Records excerpted from a collection:
--

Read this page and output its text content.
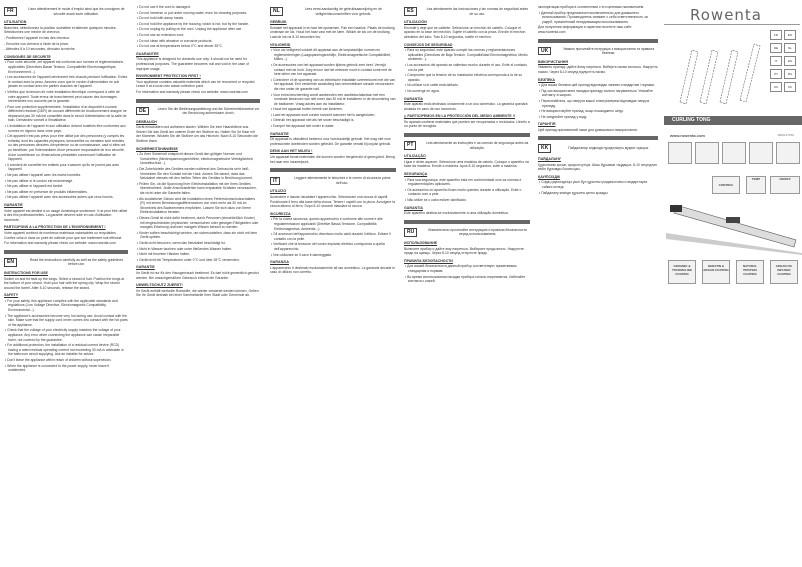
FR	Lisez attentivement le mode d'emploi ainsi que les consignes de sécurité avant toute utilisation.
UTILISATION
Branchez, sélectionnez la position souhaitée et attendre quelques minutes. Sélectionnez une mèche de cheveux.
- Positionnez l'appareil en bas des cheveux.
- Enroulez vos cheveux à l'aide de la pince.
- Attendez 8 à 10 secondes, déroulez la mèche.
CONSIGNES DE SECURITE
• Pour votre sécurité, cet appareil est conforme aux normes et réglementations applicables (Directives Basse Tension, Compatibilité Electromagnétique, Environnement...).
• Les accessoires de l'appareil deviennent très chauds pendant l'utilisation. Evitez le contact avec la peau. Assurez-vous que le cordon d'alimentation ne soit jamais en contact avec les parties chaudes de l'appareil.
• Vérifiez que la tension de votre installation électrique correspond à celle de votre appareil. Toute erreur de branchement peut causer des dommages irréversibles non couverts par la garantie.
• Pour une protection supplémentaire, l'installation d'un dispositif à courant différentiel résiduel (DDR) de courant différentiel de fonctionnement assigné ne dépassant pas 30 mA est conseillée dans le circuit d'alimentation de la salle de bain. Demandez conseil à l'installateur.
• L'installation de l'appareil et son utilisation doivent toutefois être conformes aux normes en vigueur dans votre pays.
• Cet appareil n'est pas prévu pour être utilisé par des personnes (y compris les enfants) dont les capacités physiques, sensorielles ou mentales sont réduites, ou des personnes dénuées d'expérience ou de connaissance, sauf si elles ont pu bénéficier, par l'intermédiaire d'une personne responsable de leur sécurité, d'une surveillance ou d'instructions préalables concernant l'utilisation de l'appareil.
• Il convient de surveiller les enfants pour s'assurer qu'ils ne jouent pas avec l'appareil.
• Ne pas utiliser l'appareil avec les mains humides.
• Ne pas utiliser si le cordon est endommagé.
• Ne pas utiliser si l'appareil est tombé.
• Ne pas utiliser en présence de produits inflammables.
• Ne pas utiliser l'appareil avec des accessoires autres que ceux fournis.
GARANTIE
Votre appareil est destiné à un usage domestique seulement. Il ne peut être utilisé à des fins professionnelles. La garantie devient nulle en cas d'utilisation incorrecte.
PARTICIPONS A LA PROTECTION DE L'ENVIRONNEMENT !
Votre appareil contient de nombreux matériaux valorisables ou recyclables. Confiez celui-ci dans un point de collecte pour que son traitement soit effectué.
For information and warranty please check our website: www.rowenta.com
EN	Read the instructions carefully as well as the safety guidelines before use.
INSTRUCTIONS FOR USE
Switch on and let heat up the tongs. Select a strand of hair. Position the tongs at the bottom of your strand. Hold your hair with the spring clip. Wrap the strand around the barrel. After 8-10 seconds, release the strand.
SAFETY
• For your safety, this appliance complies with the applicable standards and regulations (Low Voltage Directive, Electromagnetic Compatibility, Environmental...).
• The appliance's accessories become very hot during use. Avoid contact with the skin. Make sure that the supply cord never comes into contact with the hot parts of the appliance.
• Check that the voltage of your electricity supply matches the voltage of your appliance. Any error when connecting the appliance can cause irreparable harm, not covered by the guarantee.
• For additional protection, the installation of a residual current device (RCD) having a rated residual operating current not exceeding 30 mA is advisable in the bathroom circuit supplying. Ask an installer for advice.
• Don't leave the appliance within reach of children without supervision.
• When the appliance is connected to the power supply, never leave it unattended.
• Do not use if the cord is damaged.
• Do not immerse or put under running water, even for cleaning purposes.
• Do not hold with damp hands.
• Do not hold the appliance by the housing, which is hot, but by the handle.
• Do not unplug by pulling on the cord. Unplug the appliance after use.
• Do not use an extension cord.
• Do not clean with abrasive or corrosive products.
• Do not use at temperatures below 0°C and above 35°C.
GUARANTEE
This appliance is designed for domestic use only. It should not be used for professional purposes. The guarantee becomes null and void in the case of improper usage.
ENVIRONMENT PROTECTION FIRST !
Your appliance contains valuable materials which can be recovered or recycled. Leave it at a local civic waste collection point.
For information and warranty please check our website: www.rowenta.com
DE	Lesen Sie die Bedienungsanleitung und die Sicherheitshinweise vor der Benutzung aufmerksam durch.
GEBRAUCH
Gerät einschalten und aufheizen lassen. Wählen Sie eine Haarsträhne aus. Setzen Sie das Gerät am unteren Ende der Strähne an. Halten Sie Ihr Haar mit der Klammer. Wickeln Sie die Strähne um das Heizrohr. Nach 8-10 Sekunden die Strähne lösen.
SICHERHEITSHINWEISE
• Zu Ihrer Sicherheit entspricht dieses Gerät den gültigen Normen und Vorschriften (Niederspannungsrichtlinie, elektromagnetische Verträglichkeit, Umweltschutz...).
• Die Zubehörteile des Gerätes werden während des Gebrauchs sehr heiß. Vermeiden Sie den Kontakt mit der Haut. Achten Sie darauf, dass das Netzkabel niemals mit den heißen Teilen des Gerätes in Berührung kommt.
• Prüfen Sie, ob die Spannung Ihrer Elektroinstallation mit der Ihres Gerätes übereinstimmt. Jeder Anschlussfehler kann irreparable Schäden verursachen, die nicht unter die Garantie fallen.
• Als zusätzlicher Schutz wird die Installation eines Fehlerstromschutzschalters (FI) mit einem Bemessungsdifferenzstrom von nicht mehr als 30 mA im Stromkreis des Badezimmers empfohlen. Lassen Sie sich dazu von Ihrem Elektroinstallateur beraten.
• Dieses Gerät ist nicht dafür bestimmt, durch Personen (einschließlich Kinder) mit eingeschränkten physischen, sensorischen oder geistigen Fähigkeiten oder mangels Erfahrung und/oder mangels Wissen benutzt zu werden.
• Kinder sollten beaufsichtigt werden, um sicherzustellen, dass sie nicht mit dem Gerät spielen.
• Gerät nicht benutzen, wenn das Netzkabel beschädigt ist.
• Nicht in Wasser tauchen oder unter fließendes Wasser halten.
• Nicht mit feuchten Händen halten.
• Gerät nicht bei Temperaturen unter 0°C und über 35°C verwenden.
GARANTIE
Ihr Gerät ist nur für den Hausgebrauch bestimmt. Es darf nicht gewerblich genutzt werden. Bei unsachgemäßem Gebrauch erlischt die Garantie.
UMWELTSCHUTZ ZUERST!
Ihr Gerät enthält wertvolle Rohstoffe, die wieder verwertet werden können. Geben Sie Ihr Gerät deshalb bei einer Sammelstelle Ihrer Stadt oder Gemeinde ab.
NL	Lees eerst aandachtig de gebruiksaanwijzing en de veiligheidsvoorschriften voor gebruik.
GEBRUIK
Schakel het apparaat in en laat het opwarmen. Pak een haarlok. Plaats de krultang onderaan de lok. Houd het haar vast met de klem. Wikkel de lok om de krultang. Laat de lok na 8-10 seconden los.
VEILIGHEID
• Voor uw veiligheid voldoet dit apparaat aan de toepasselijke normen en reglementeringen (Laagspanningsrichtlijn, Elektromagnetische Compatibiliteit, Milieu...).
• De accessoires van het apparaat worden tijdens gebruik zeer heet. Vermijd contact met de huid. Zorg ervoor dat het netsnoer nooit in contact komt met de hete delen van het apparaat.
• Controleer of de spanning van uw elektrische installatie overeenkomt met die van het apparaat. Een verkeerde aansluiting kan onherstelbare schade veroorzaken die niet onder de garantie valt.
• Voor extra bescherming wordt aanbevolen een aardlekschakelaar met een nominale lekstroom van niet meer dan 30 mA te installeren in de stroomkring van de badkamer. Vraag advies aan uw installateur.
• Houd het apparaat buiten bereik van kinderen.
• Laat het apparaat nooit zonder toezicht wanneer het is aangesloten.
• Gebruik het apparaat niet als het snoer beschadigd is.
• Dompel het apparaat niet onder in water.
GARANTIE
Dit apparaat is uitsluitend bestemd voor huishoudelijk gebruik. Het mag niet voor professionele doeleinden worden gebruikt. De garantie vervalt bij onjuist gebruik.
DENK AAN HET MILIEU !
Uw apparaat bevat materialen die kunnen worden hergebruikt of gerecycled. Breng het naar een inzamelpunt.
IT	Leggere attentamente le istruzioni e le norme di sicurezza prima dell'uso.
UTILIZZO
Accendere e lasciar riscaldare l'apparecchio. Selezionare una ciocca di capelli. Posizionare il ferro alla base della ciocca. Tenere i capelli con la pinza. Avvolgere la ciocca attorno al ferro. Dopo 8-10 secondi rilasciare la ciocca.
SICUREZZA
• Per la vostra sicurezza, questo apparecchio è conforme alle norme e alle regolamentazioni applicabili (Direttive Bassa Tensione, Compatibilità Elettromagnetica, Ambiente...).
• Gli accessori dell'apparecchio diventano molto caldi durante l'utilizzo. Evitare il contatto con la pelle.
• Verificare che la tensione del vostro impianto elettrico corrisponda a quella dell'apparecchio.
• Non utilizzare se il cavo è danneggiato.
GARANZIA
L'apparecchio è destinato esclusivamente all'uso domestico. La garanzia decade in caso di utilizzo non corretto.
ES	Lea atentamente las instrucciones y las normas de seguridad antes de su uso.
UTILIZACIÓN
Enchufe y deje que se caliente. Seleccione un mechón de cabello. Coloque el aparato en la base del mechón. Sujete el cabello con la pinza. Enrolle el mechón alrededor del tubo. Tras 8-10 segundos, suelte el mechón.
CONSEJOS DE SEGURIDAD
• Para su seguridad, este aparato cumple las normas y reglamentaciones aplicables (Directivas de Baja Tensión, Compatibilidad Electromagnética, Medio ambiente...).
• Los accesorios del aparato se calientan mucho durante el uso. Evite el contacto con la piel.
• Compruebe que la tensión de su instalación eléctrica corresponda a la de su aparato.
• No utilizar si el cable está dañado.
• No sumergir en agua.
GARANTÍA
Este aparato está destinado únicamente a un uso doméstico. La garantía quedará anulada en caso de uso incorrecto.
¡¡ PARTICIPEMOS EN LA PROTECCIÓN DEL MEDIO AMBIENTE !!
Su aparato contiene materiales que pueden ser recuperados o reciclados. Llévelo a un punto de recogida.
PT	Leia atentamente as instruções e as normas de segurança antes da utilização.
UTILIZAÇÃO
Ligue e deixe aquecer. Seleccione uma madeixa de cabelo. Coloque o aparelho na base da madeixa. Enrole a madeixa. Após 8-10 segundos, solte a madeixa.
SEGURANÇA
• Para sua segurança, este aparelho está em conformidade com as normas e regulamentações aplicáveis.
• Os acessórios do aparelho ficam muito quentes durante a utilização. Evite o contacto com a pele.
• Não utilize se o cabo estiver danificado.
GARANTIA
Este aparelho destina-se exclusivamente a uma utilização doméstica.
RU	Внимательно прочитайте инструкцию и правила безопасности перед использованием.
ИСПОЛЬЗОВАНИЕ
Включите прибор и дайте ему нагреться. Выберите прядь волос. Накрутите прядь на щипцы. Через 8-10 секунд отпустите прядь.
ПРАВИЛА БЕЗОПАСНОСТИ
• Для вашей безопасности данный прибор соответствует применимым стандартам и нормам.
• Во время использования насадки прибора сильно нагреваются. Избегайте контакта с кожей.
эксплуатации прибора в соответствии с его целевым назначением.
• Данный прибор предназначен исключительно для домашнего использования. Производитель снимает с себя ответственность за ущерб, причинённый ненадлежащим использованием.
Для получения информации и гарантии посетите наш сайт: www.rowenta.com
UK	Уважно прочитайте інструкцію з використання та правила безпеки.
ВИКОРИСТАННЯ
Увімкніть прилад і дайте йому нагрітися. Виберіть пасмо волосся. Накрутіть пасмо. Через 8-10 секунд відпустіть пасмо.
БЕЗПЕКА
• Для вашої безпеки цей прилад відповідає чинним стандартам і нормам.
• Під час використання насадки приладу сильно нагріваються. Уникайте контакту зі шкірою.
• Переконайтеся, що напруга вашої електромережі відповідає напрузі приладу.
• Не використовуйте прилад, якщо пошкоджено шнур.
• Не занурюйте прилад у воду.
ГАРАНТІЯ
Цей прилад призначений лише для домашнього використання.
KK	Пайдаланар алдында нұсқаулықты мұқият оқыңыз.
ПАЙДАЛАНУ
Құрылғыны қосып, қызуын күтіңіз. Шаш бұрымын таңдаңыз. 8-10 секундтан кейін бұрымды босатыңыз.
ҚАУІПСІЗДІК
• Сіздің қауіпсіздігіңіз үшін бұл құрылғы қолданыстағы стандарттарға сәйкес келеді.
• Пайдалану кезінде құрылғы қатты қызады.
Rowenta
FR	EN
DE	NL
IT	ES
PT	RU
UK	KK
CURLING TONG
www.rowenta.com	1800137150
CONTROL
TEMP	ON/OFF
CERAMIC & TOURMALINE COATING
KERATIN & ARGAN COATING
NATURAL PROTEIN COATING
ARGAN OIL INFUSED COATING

--

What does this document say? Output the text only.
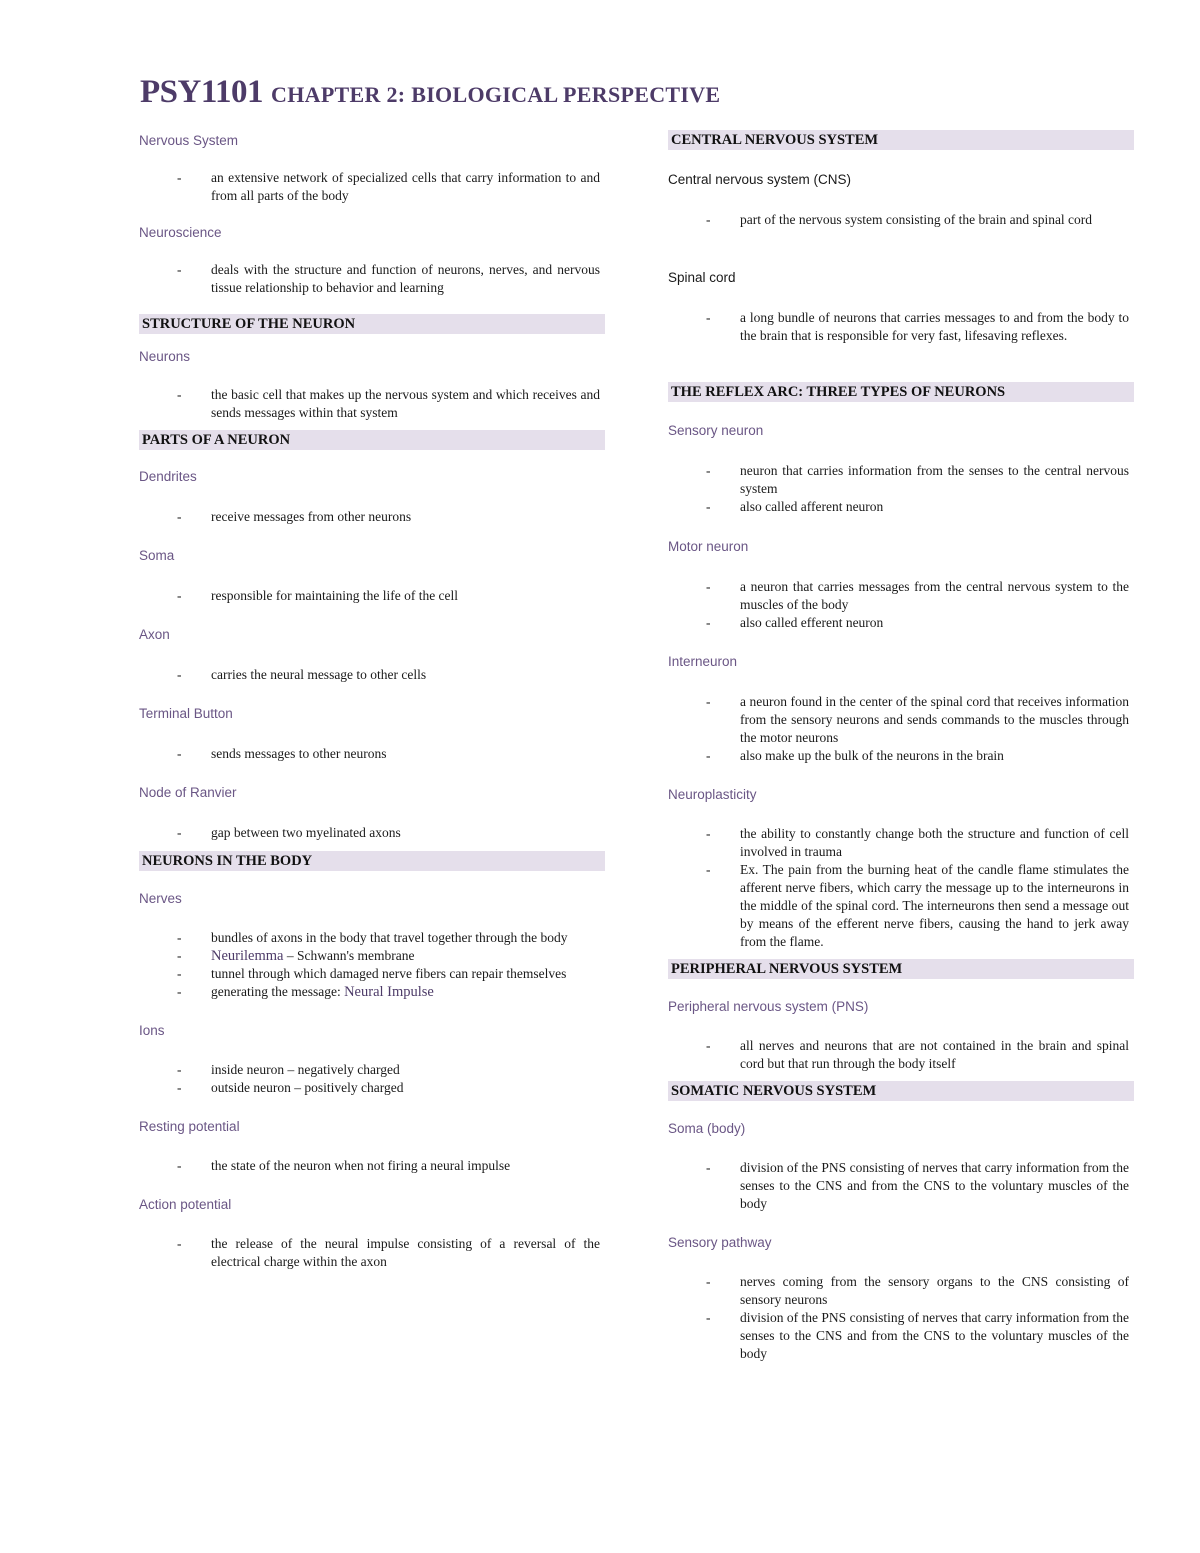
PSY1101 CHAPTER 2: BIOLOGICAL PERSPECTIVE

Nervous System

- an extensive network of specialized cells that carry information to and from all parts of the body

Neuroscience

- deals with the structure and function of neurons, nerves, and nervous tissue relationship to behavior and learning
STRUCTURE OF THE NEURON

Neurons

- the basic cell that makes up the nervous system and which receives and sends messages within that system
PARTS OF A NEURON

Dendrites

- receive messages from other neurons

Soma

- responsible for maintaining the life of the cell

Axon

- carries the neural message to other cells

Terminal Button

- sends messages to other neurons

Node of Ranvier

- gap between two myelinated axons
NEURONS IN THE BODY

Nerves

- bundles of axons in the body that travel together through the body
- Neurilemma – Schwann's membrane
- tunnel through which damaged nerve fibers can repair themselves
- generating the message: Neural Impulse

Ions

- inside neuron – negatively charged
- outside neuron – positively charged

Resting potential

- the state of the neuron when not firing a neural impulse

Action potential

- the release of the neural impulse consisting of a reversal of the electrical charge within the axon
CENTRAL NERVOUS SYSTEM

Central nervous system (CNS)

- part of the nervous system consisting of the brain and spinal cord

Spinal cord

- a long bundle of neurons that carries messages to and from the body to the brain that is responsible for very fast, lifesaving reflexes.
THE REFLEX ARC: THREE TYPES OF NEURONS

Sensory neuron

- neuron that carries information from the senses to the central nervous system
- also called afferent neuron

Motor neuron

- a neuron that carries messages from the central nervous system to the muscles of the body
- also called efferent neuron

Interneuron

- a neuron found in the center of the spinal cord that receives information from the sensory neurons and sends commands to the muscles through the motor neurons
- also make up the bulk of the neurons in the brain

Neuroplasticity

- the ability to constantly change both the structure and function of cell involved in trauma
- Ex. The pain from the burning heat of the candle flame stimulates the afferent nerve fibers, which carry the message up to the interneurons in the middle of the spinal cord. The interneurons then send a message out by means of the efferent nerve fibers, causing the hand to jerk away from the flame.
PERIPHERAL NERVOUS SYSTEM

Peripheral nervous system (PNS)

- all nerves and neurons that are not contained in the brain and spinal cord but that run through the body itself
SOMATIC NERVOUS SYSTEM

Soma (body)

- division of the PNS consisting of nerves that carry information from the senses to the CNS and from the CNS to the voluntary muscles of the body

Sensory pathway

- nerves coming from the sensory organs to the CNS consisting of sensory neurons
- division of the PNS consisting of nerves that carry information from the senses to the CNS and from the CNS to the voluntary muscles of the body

--

ASSIGNMENT:
Every line above in which the word "function" is present must be copied into the answer.

RESPONSE:
- deals with the structure and function of neurons, nerves, and nervous tissue relationship to behavior and learning
- the ability to constantly change both the structure and function of cell involved in trauma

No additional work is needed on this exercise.